# start of STORED DATA

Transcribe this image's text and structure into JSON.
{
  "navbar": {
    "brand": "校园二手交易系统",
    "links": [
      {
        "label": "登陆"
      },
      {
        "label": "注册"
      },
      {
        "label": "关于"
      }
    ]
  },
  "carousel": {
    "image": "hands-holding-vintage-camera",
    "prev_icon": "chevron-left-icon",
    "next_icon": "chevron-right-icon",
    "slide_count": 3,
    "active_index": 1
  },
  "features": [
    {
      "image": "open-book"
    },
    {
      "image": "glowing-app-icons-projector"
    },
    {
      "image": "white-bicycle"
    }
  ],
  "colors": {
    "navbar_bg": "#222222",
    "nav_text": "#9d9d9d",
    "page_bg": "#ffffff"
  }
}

# end of STORED DATA

> WRITTEN INSTRUCTION:
From the records above, pull out every line containing the word "image".

> ANSWER FOR THIS EXERCISE:
Transcribe this image's text and structure into JSON.
    "image": "hands-holding-vintage-camera",
      "image": "open-book"
      "image": "glowing-app-icons-projector"
      "image": "white-bicycle"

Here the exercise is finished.